(Provided records)
= = = =

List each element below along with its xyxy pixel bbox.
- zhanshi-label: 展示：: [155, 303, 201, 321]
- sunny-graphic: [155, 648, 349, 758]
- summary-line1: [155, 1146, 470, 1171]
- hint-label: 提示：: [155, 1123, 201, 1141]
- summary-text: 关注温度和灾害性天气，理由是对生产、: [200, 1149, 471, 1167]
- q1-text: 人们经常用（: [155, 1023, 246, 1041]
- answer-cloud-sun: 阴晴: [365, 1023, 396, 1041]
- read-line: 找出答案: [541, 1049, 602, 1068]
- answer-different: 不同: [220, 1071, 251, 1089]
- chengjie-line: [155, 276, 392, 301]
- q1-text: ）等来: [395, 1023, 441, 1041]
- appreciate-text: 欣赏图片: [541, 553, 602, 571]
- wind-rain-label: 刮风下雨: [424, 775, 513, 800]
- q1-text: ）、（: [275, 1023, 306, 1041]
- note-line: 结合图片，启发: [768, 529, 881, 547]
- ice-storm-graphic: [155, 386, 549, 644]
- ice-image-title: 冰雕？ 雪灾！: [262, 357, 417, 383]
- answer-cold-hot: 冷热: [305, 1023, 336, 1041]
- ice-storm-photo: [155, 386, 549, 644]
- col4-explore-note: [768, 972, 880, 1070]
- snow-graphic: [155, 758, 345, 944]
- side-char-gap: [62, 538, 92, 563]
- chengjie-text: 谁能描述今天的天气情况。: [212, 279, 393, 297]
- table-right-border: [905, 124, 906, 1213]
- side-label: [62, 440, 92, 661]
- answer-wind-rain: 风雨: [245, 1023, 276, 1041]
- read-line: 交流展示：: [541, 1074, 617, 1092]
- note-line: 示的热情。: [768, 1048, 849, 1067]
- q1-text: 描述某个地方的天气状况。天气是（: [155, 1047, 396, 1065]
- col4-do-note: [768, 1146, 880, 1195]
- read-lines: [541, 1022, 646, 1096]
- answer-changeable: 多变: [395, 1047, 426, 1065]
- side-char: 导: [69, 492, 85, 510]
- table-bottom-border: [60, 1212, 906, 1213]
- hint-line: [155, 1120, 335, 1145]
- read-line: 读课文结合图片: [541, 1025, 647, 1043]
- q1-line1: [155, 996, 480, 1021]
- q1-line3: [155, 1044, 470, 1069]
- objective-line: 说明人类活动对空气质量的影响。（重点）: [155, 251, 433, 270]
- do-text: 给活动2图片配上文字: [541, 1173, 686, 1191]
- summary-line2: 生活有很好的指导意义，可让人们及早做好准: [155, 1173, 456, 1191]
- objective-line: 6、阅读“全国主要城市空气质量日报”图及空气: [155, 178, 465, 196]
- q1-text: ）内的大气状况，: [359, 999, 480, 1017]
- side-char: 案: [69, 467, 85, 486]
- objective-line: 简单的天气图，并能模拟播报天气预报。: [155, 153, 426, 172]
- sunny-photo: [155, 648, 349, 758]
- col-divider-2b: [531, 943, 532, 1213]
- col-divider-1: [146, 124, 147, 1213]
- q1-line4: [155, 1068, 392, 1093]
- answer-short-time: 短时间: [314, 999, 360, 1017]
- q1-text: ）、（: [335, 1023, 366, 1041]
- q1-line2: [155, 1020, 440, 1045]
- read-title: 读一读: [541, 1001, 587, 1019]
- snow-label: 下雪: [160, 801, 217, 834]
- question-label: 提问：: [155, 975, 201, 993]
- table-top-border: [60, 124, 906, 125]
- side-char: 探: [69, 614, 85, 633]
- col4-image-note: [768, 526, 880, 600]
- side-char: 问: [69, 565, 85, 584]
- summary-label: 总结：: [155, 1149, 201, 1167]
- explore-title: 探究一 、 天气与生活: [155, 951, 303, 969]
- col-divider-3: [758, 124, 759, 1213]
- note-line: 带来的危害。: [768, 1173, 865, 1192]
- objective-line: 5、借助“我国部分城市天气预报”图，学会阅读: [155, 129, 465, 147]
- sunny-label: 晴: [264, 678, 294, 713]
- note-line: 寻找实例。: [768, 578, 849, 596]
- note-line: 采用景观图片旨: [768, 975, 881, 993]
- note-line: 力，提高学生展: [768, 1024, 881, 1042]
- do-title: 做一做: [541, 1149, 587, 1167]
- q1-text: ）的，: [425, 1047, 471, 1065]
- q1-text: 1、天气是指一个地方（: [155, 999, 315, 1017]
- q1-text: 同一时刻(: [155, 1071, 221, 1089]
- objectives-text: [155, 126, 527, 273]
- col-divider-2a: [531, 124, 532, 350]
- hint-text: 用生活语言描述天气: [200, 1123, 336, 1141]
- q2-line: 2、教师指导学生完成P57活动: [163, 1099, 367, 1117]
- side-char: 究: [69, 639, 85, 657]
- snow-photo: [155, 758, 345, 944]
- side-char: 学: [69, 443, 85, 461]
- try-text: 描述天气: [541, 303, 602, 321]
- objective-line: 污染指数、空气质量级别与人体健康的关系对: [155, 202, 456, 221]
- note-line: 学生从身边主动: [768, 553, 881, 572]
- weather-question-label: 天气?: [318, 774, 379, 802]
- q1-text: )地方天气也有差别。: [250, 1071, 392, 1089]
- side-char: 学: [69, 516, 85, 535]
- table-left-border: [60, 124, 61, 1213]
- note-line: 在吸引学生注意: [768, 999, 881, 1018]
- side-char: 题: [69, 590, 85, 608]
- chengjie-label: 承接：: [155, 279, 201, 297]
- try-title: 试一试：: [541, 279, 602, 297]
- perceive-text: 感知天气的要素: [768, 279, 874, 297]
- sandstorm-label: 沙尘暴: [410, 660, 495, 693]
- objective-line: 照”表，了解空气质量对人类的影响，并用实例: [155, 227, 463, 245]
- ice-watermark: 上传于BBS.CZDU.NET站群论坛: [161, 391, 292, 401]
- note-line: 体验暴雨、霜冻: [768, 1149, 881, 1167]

= = = =

(Work to complete)
Reproduce every line of the items above without changing a single character.

(Task output)
List each element below along with its xyxy pixel bbox.
- zhanshi-label: 展示：: [155, 303, 201, 321]
- sunny-graphic: [155, 648, 349, 758]
- summary-line1: [155, 1146, 470, 1171]
- hint-label: 提示：: [155, 1123, 201, 1141]
- summary-text: 关注温度和灾害性天气，理由是对生产、: [200, 1149, 471, 1167]
- q1-text: 人们经常用（: [155, 1023, 246, 1041]
- answer-cloud-sun: 阴晴: [365, 1023, 396, 1041]
- read-line: 找出答案: [541, 1049, 602, 1068]
- answer-different: 不同: [220, 1071, 251, 1089]
- chengjie-line: [155, 276, 392, 301]
- q1-text: ）等来: [395, 1023, 441, 1041]
- appreciate-text: 欣赏图片: [541, 553, 602, 571]
- wind-rain-label: 刮风下雨: [424, 775, 513, 800]
- q1-text: ）、（: [275, 1023, 306, 1041]
- note-line: 结合图片，启发: [768, 529, 881, 547]
- ice-storm-graphic: [155, 386, 549, 644]
- ice-image-title: 冰雕？ 雪灾！: [262, 357, 417, 383]
- answer-cold-hot: 冷热: [305, 1023, 336, 1041]
- ice-storm-photo: [155, 386, 549, 644]
- col4-explore-note: [768, 972, 880, 1070]
- snow-graphic: [155, 758, 345, 944]
- side-char-gap: [62, 538, 92, 563]
- chengjie-text: 谁能描述今天的天气情况。: [212, 279, 393, 297]
- table-right-border: [905, 124, 906, 1213]
- side-label: [62, 440, 92, 661]
- answer-wind-rain: 风雨: [245, 1023, 276, 1041]
- read-line: 交流展示：: [541, 1074, 617, 1092]
- note-line: 示的热情。: [768, 1048, 849, 1067]
- q1-text: 描述某个地方的天气状况。天气是（: [155, 1047, 396, 1065]
- col4-do-note: [768, 1146, 880, 1195]
- read-lines: [541, 1022, 646, 1096]
- answer-changeable: 多变: [395, 1047, 426, 1065]
- side-char: 导: [69, 492, 85, 510]
- table-bottom-border: [60, 1212, 906, 1213]
- hint-line: [155, 1120, 335, 1145]
- read-line: 读课文结合图片: [541, 1025, 647, 1043]
- q1-line1: [155, 996, 480, 1021]
- q1-line3: [155, 1044, 470, 1069]
- objective-line: 说明人类活动对空气质量的影响。（重点）: [155, 251, 433, 270]
- do-text: 给活动2图片配上文字: [541, 1173, 686, 1191]
- summary-line2: 生活有很好的指导意义，可让人们及早做好准: [155, 1173, 456, 1191]
- objective-line: 6、阅读“全国主要城市空气质量日报”图及空气: [155, 178, 465, 196]
- q1-text: ）内的大气状况，: [359, 999, 480, 1017]
- side-char: 案: [69, 467, 85, 486]
- objective-line: 简单的天气图，并能模拟播报天气预报。: [155, 153, 426, 172]
- sunny-photo: [155, 648, 349, 758]
- col-divider-2b: [531, 943, 532, 1213]
- col-divider-1: [146, 124, 147, 1213]
- q1-line4: [155, 1068, 392, 1093]
- answer-short-time: 短时间: [314, 999, 360, 1017]
- q1-text: ）、（: [335, 1023, 366, 1041]
- q1-line2: [155, 1020, 440, 1045]
- read-title: 读一读: [541, 1001, 587, 1019]
- snow-label: 下雪: [160, 801, 217, 834]
- question-label: 提问：: [155, 975, 201, 993]
- table-top-border: [60, 124, 906, 125]
- side-char: 探: [69, 614, 85, 633]
- col4-image-note: [768, 526, 880, 600]
- side-char: 问: [69, 565, 85, 584]
- summary-label: 总结：: [155, 1149, 201, 1167]
- explore-title: 探究一 、 天气与生活: [155, 951, 303, 969]
- col-divider-3: [758, 124, 759, 1213]
- note-line: 带来的危害。: [768, 1173, 865, 1192]
- objective-line: 5、借助“我国部分城市天气预报”图，学会阅读: [155, 129, 465, 147]
- sunny-label: 晴: [264, 678, 294, 713]
- note-line: 寻找实例。: [768, 578, 849, 596]
- note-line: 采用景观图片旨: [768, 975, 881, 993]
- note-line: 力，提高学生展: [768, 1024, 881, 1042]
- do-title: 做一做: [541, 1149, 587, 1167]
- q1-text: ）的，: [425, 1047, 471, 1065]
- q1-text: 1、天气是指一个地方（: [155, 999, 315, 1017]
- q1-text: 同一时刻(: [155, 1071, 221, 1089]
- objectives-text: [155, 126, 527, 273]
- col-divider-2a: [531, 124, 532, 350]
- hint-text: 用生活语言描述天气: [200, 1123, 336, 1141]
- q2-line: 2、教师指导学生完成P57活动: [163, 1099, 367, 1117]
- side-char: 究: [69, 639, 85, 657]
- snow-photo: [155, 758, 345, 944]
- side-char: 学: [69, 443, 85, 461]
- try-text: 描述天气: [541, 303, 602, 321]
- objective-line: 污染指数、空气质量级别与人体健康的关系对: [155, 202, 456, 221]
- note-line: 学生从身边主动: [768, 553, 881, 572]
- weather-question-label: 天气?: [318, 774, 379, 802]
- q1-text: )地方天气也有差别。: [250, 1071, 392, 1089]
- side-char: 学: [69, 516, 85, 535]
- table-left-border: [60, 124, 61, 1213]
- note-line: 在吸引学生注意: [768, 999, 881, 1018]
- side-char: 题: [69, 590, 85, 608]
- chengjie-label: 承接：: [155, 279, 201, 297]
- try-title: 试一试：: [541, 279, 602, 297]
- perceive-text: 感知天气的要素: [768, 279, 874, 297]
- sandstorm-label: 沙尘暴: [410, 660, 495, 693]
- objective-line: 照”表，了解空气质量对人类的影响，并用实例: [155, 227, 463, 245]
- ice-watermark: 上传于BBS.CZDU.NET站群论坛: [161, 391, 292, 401]
- note-line: 体验暴雨、霜冻: [768, 1149, 881, 1167]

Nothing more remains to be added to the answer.